Data listing
§

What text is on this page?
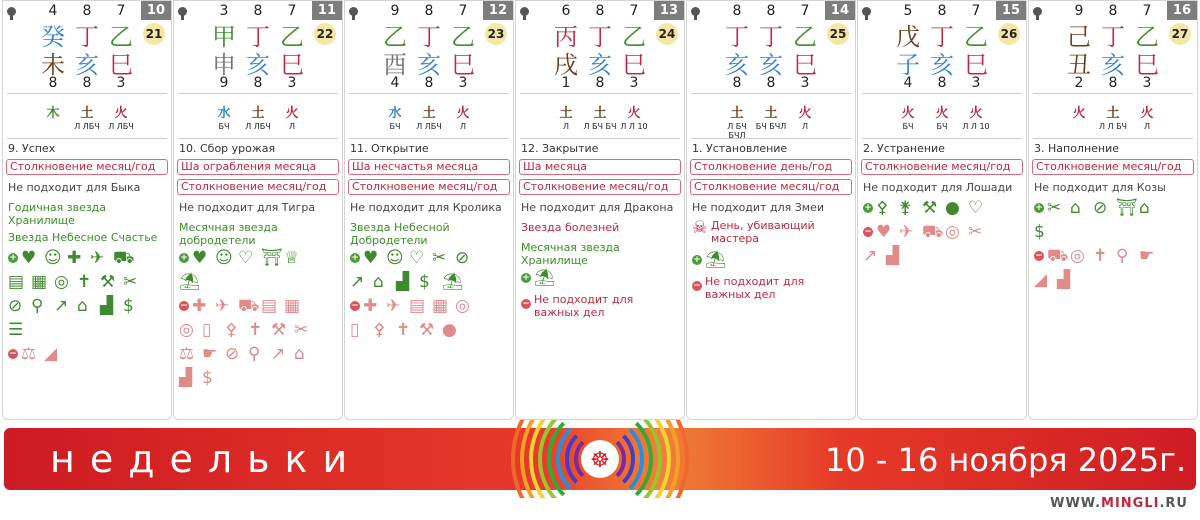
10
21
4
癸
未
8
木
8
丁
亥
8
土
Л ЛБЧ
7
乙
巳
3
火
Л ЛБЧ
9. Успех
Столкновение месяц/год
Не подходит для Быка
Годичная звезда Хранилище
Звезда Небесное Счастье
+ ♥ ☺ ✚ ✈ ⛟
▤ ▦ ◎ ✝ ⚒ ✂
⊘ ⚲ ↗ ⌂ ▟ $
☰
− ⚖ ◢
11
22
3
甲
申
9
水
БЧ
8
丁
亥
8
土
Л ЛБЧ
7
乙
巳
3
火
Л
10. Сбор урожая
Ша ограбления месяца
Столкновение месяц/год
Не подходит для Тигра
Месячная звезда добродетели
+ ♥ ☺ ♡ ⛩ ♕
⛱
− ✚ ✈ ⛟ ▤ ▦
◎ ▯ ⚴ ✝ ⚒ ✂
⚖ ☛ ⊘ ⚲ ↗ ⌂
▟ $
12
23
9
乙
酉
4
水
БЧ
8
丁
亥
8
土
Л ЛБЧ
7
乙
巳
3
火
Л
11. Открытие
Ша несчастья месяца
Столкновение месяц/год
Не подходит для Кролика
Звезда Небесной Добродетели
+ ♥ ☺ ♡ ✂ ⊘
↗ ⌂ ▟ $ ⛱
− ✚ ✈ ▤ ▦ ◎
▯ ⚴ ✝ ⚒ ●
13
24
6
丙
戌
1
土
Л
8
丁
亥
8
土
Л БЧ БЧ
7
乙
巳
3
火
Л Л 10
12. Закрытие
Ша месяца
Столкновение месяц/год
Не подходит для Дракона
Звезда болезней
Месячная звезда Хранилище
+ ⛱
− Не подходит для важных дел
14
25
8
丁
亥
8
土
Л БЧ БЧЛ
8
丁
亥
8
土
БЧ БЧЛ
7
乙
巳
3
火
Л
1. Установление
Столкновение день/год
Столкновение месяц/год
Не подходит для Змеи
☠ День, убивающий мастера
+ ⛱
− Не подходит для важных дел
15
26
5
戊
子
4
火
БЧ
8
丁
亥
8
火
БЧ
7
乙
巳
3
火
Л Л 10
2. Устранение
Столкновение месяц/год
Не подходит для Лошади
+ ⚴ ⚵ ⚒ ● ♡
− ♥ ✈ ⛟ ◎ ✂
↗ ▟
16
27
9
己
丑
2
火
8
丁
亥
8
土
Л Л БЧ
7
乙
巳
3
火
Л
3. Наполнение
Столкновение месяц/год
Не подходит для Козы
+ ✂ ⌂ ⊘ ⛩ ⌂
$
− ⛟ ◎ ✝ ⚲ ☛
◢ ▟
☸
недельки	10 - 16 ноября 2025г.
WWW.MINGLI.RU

§

▸ **Short task**: Reproduce the material above in full, exactly, with no images.

▸ **Full solution**:
What text is on this page?
10
21
4
癸
未
8
木
8
丁
亥
8
土
Л ЛБЧ
7
乙
巳
3
火
Л ЛБЧ
9. Успех
Столкновение месяц/год
Не подходит для Быка
Годичная звезда Хранилище
Звезда Небесное Счастье
+ ♥ ☺ ✚ ✈ ⛟
▤ ▦ ◎ ✝ ⚒ ✂
⊘ ⚲ ↗ ⌂ ▟ $
☰
− ⚖ ◢
11
22
3
甲
申
9
水
БЧ
8
丁
亥
8
土
Л ЛБЧ
7
乙
巳
3
火
Л
10. Сбор урожая
Ша ограбления месяца
Столкновение месяц/год
Не подходит для Тигра
Месячная звезда добродетели
+ ♥ ☺ ♡ ⛩ ♕
⛱
− ✚ ✈ ⛟ ▤ ▦
◎ ▯ ⚴ ✝ ⚒ ✂
⚖ ☛ ⊘ ⚲ ↗ ⌂
▟ $
12
23
9
乙
酉
4
水
БЧ
8
丁
亥
8
土
Л ЛБЧ
7
乙
巳
3
火
Л
11. Открытие
Ша несчастья месяца
Столкновение месяц/год
Не подходит для Кролика
Звезда Небесной Добродетели
+ ♥ ☺ ♡ ✂ ⊘
↗ ⌂ ▟ $ ⛱
− ✚ ✈ ▤ ▦ ◎
▯ ⚴ ✝ ⚒ ●
13
24
6
丙
戌
1
土
Л
8
丁
亥
8
土
Л БЧ БЧ
7
乙
巳
3
火
Л Л 10
12. Закрытие
Ша месяца
Столкновение месяц/год
Не подходит для Дракона
Звезда болезней
Месячная звезда Хранилище
+ ⛱
− Не подходит для важных дел
14
25
8
丁
亥
8
土
Л БЧ БЧЛ
8
丁
亥
8
土
БЧ БЧЛ
7
乙
巳
3
火
Л
1. Установление
Столкновение день/год
Столкновение месяц/год
Не подходит для Змеи
☠ День, убивающий мастера
+ ⛱
− Не подходит для важных дел
15
26
5
戊
子
4
火
БЧ
8
丁
亥
8
火
БЧ
7
乙
巳
3
火
Л Л 10
2. Устранение
Столкновение месяц/год
Не подходит для Лошади
+ ⚴ ⚵ ⚒ ● ♡
− ♥ ✈ ⛟ ◎ ✂
↗ ▟
16
27
9
己
丑
2
火
8
丁
亥
8
土
Л Л БЧ
7
乙
巳
3
火
Л
3. Наполнение
Столкновение месяц/год
Не подходит для Козы
+ ✂ ⌂ ⊘ ⛩ ⌂
$
− ⛟ ◎ ✝ ⚲ ☛
◢ ▟
☸
недельки	10 - 16 ноября 2025г.
WWW.MINGLI.RU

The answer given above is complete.